● OBJECTIVE:
Exactly reproduce the lines that follow.

[START DATASET]

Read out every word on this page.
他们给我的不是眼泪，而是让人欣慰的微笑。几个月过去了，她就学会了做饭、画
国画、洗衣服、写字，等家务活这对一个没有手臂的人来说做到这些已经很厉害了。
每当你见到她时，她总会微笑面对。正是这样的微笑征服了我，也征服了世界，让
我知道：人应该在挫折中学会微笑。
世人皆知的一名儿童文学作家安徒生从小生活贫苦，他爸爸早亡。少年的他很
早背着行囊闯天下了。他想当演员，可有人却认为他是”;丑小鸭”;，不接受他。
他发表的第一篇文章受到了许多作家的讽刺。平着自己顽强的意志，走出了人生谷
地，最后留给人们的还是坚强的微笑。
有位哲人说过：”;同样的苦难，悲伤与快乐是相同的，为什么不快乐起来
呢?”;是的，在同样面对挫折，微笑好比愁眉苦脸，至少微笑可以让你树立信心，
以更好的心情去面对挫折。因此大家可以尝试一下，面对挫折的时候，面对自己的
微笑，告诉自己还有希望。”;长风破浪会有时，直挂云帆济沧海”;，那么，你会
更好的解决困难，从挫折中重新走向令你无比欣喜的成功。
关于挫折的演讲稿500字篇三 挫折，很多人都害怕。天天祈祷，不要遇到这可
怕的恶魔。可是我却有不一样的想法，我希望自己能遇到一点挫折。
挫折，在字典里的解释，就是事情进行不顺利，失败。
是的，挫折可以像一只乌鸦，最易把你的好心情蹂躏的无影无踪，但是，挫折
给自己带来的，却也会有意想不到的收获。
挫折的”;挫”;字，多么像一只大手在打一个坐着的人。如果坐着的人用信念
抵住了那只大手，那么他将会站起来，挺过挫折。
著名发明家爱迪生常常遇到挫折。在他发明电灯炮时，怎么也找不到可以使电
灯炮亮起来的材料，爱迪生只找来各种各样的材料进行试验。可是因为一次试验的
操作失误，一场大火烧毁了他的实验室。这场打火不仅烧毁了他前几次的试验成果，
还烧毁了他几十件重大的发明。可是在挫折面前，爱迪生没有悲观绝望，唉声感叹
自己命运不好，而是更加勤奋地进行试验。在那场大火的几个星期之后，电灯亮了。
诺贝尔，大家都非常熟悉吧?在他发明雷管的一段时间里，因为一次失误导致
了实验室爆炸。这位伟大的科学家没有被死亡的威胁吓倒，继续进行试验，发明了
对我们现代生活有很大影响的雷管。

[END DATASET]

● ANSWER TO THIS EXERCISE:
Read out every word on this page.
他们给我的不是眼泪，而是让人欣慰的微笑。几个月过去了，她就学会了做饭、画
国画、洗衣服、写字，等家务活这对一个没有手臂的人来说做到这些已经很厉害了。
每当你见到她时，她总会微笑面对。正是这样的微笑征服了我，也征服了世界，让
我知道：人应该在挫折中学会微笑。
世人皆知的一名儿童文学作家安徒生从小生活贫苦，他爸爸早亡。少年的他很
早背着行囊闯天下了。他想当演员，可有人却认为他是”;丑小鸭”;，不接受他。
他发表的第一篇文章受到了许多作家的讽刺。平着自己顽强的意志，走出了人生谷
地，最后留给人们的还是坚强的微笑。
有位哲人说过：”;同样的苦难，悲伤与快乐是相同的，为什么不快乐起来
呢?”;是的，在同样面对挫折，微笑好比愁眉苦脸，至少微笑可以让你树立信心，
以更好的心情去面对挫折。因此大家可以尝试一下，面对挫折的时候，面对自己的
微笑，告诉自己还有希望。”;长风破浪会有时，直挂云帆济沧海”;，那么，你会
更好的解决困难，从挫折中重新走向令你无比欣喜的成功。
关于挫折的演讲稿500字篇三 挫折，很多人都害怕。天天祈祷，不要遇到这可
怕的恶魔。可是我却有不一样的想法，我希望自己能遇到一点挫折。
挫折，在字典里的解释，就是事情进行不顺利，失败。
是的，挫折可以像一只乌鸦，最易把你的好心情蹂躏的无影无踪，但是，挫折
给自己带来的，却也会有意想不到的收获。
挫折的”;挫”;字，多么像一只大手在打一个坐着的人。如果坐着的人用信念
抵住了那只大手，那么他将会站起来，挺过挫折。
著名发明家爱迪生常常遇到挫折。在他发明电灯炮时，怎么也找不到可以使电
灯炮亮起来的材料，爱迪生只找来各种各样的材料进行试验。可是因为一次试验的
操作失误，一场大火烧毁了他的实验室。这场打火不仅烧毁了他前几次的试验成果，
还烧毁了他几十件重大的发明。可是在挫折面前，爱迪生没有悲观绝望，唉声感叹
自己命运不好，而是更加勤奋地进行试验。在那场大火的几个星期之后，电灯亮了。
诺贝尔，大家都非常熟悉吧?在他发明雷管的一段时间里，因为一次失误导致
了实验室爆炸。这位伟大的科学家没有被死亡的威胁吓倒，继续进行试验，发明了
对我们现代生活有很大影响的雷管。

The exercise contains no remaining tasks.